--- Tasks for this exercise ---
1) Transcribe the passage of the zinc imidazolate text from "A structured set" to "training coverage thin.".
2) In the listing, restate word for word the lines from the line with "legend-label: 60ºC — [173, 197, 213, 219]" to the line with "data-point-x — [639, 509, 655, 525]", including both of those lines.

Begin Text section

Load-bearing premise

The machine-learned potentials must reproduce the DFT energy ordering and relative stabilities across all sampled packings and topologies.

What would settle it

Discovery of a low-energy ZnIm2 structure by experiment or an independent method that lies outside the 9609 predicted minima, or direct DFT calculations on a subset of the new predicted structures that show large energy deviations from the MLIP values.

read the original abstract

Crystal structure prediction (CSP) is emerging as a powerful method for the computational design of metal-organic frameworks (MOFs). In this article we employ CSP to perform high-throughput exploration of the crystal energy landscape of zinc imidazolate (ZnIm2). As the most polymorphic member of the zeolitic imidazolate framework (ZIF) family, ZnIm2 has at least 24 reported structural and topological forms, and new polymorphs still being regularly discovered. With the aid of custom-trained machine-learned interatomic potentials (MLIPs) we have performed a high-throughput sampling of over 3 million randomly-generated crystal packing arrangements and identified 9609 energy minima characterized by 1484 network topologies, including 855 topologies that have not been reported before. All but one experimentally-reported structures of ZnIm2, falling within the search boundaries, were ultimately matched with the predicted structures, demonstrating the power of the CSP method in sampling experimentally-relevant ZIF structures. Finally, through a combination of topological analysis, density and porosity considerations, we have identified a set of structures representing promising targets for future experimental screening. as well as demonstrated how structures of mechanochemically-synthesized MOFs could be identified via matching experimental powder diffraction patterns with simulated patterns from the predicted structures.

Editorial analysis

A structured set of objections, weighed in public.

Desk editor's note, referee report, simulated authors' rebuttal, and a circularity audit. Tearing a paper down is the easy half of reading it; the pith above is the substance, this is the friction.

Desk Editor's Note private letter to a colleague

The paper runs a large CSP campaign on ZnIm2 with MLIPs, recovers most known experimental forms, and reports 855 new topologies, but leaves MLIP error metrics and training coverage thin.

read the letter

The main result is a high-throughput search that generated over 3 million random packings of zinc imidazolate, relaxed them with custom MLIPs, and produced 9609 minima across 1484 topologies. 855 of those topologies had not been reported before, and the run recovered all but one of the experimental structures inside the chosen boundaries. That scale and the recovery rate are the concrete advances here. Earlier ZIF work was narrower, so this application shows the method can handle the polymorphism in this family at volume. The later matching of simulated patterns to mechanochemical samples is a straightforward practical addition that experimental groups could use directly. The soft spot is validation. The abstract and available details give no quantitative comparison of MLIP versus DFT energies on the new topologies, no breakdown of training-set composition, and no test of whether the random generator missed low-energy packings. If the potentials shift relative stabilities on unseen networks, the count of new low-energy forms and the claim of near-complete recovery become harder to trust. The work is aimed at people doing computational screening of porous frameworks or studying ZIF polymorphism. A reader who needs enumerated topologies or wants to see how CSP scales to these systems will find usable numbers and structures. It is substantial enough to go to referees rather than desk reject, provided the review focuses on the MLIP fidelity checks and sampling completeness.

End Text section
Begin Recorded data

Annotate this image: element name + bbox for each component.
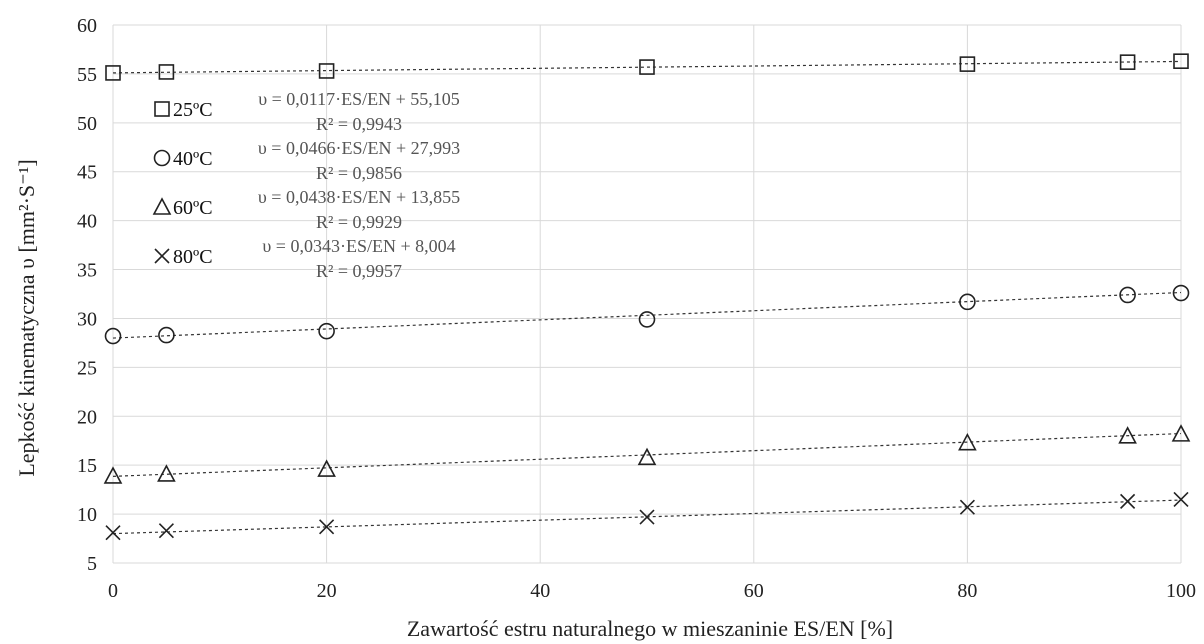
legend-label: 60ºC — [173, 197, 213, 219]
legend-marker-x — [154, 248, 170, 264]
legend-label: 80ºC — [173, 246, 213, 268]
x-stroke — [1173, 491, 1189, 507]
y-tick-label: 45 — [77, 162, 97, 184]
legend: 25ºC υ = 0,0117·ES/EN + 55,105 R² = 0,9943… — [152, 89, 460, 281]
y-tick-label: 15 — [77, 455, 97, 477]
y-tick-label: 25 — [77, 357, 97, 379]
y-tick-label: 55 — [77, 64, 97, 86]
r-squared: R² = 0,9957 — [316, 261, 402, 281]
data-point-square — [1119, 54, 1136, 70]
trend-equation: υ = 0,0117·ES/EN + 55,105 — [258, 89, 460, 109]
x-tick-label: 80 — [957, 580, 977, 602]
y-tick-label: 10 — [77, 504, 97, 526]
x-stroke — [319, 519, 335, 535]
trendline-triangle — [112, 432, 1182, 477]
r-squared: R² = 0,9856 — [316, 163, 402, 183]
data-point-square — [1173, 53, 1189, 69]
data-point-square — [318, 63, 335, 79]
y-axis-title: Lepkość kinematyczna υ [mm²·S⁻¹] — [14, 159, 39, 476]
trendline-circle — [112, 291, 1182, 339]
legend-marker-square — [154, 101, 170, 117]
y-tick-label: 5 — [87, 553, 97, 575]
data-point-x — [105, 525, 121, 541]
y-tick-label: 20 — [77, 406, 97, 428]
data-point-x — [639, 509, 655, 525]
x-tick-label: 40 — [530, 580, 550, 602]
x-tick-label: 60 — [744, 580, 764, 602]
data-point-x — [319, 519, 335, 535]
data-point-square — [959, 56, 976, 72]
y-tick-label: 60 — [77, 15, 97, 37]
data-point-triangle — [958, 432, 977, 451]
trend-equation: υ = 0,0343·ES/EN + 8,004 — [262, 236, 455, 256]
y-tick-label: 50 — [77, 113, 97, 135]
data-point-triangle — [1171, 424, 1191, 442]
x-stroke — [639, 509, 655, 525]
legend-label: 40ºC — [173, 148, 213, 170]
r-squared: R² = 0,9929 — [316, 212, 402, 232]
data-point-circle — [104, 327, 122, 345]
x-tick-label: 100 — [1166, 580, 1196, 602]
x-stroke — [154, 248, 170, 264]
data-point-triangle — [103, 466, 123, 484]
y-tick-label: 40 — [77, 211, 97, 233]
trend-equation: υ = 0,0438·ES/EN + 13,855 — [258, 187, 460, 207]
data-point-circle — [638, 311, 656, 328]
data-point-triangle — [157, 464, 176, 482]
x-axis-title: Zawartość estru naturalnego w mieszanini… — [407, 616, 893, 641]
tick-labels: 5 10 15 20 25 30 35 40 45 50 55 60 0 20 40 60 80 100 — [77, 15, 1196, 602]
data-point-triangle — [317, 459, 336, 477]
legend-label: 25ºC — [173, 99, 213, 121]
data-point-square — [105, 65, 121, 81]
grid — [112, 24, 1182, 564]
x-tick-label: 0 — [108, 580, 118, 602]
data-point-circle — [318, 322, 335, 340]
x-stroke — [1120, 493, 1136, 509]
trend-lines — [112, 60, 1182, 535]
y-tick-label: 35 — [77, 260, 97, 282]
legend-marker-triangle — [152, 197, 172, 215]
data-point-circle — [959, 293, 976, 311]
data-point-x — [158, 523, 174, 539]
data-point-square — [158, 64, 175, 80]
y-tick-label: 30 — [77, 308, 97, 330]
data-point-triangle — [637, 447, 657, 466]
data-point-circle — [1172, 284, 1190, 302]
x-stroke — [105, 525, 121, 541]
data-point-triangle — [1118, 426, 1137, 444]
data-point-x — [1120, 493, 1136, 509]
data-markers — [103, 53, 1191, 541]
legend-marker-circle — [153, 149, 171, 167]
x-stroke — [959, 499, 975, 515]
data-point-circle — [158, 326, 175, 344]
data-point-x — [1173, 491, 1189, 507]
data-point-square — [639, 59, 655, 75]
x-tick-label: 20 — [317, 580, 337, 602]
data-point-x — [959, 499, 975, 515]
trend-equation: υ = 0,0466·ES/EN + 27,993 — [258, 138, 460, 158]
trendline-square — [112, 60, 1182, 74]
data-point-circle — [1119, 286, 1136, 304]
x-stroke — [158, 523, 174, 539]
r-squared: R² = 0,9943 — [316, 114, 402, 134]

End Recorded data

--- Answers per task ---
1)
A structured set of objections, weighed in public.

Desk editor's note, referee report, simulated authors' rebuttal, and a circularity audit. Tearing a paper down is the easy half of reading it; the pith above is the substance, this is the friction.

Desk Editor's Note private letter to a colleague

The paper runs a large CSP campaign on ZnIm2 with MLIPs, recovers most known experimental forms, and reports 855 new topologies, but leaves MLIP error metrics and training coverage thin.

2)
legend-label: 60ºC — [173, 197, 213, 219]
legend-marker-x — [154, 248, 170, 264]
legend-label: 80ºC — [173, 246, 213, 268]
x-stroke — [1173, 491, 1189, 507]
y-tick-label: 45 — [77, 162, 97, 184]
legend: 25ºC υ = 0,0117·ES/EN + 55,105 R² = 0,9943… — [152, 89, 460, 281]
y-tick-label: 15 — [77, 455, 97, 477]
y-tick-label: 25 — [77, 357, 97, 379]
y-tick-label: 55 — [77, 64, 97, 86]
r-squared: R² = 0,9957 — [316, 261, 402, 281]
data-point-square — [1119, 54, 1136, 70]
trend-equation: υ = 0,0117·ES/EN + 55,105 — [258, 89, 460, 109]
x-tick-label: 80 — [957, 580, 977, 602]
y-tick-label: 10 — [77, 504, 97, 526]
x-stroke — [319, 519, 335, 535]
trendline-triangle — [112, 432, 1182, 477]
r-squared: R² = 0,9856 — [316, 163, 402, 183]
data-point-square — [1173, 53, 1189, 69]
data-point-square — [318, 63, 335, 79]
y-axis-title: Lepkość kinematyczna υ [mm²·S⁻¹] — [14, 159, 39, 476]
trendline-circle — [112, 291, 1182, 339]
legend-marker-square — [154, 101, 170, 117]
y-tick-label: 5 — [87, 553, 97, 575]
data-point-x — [105, 525, 121, 541]
y-tick-label: 20 — [77, 406, 97, 428]
data-point-x — [639, 509, 655, 525]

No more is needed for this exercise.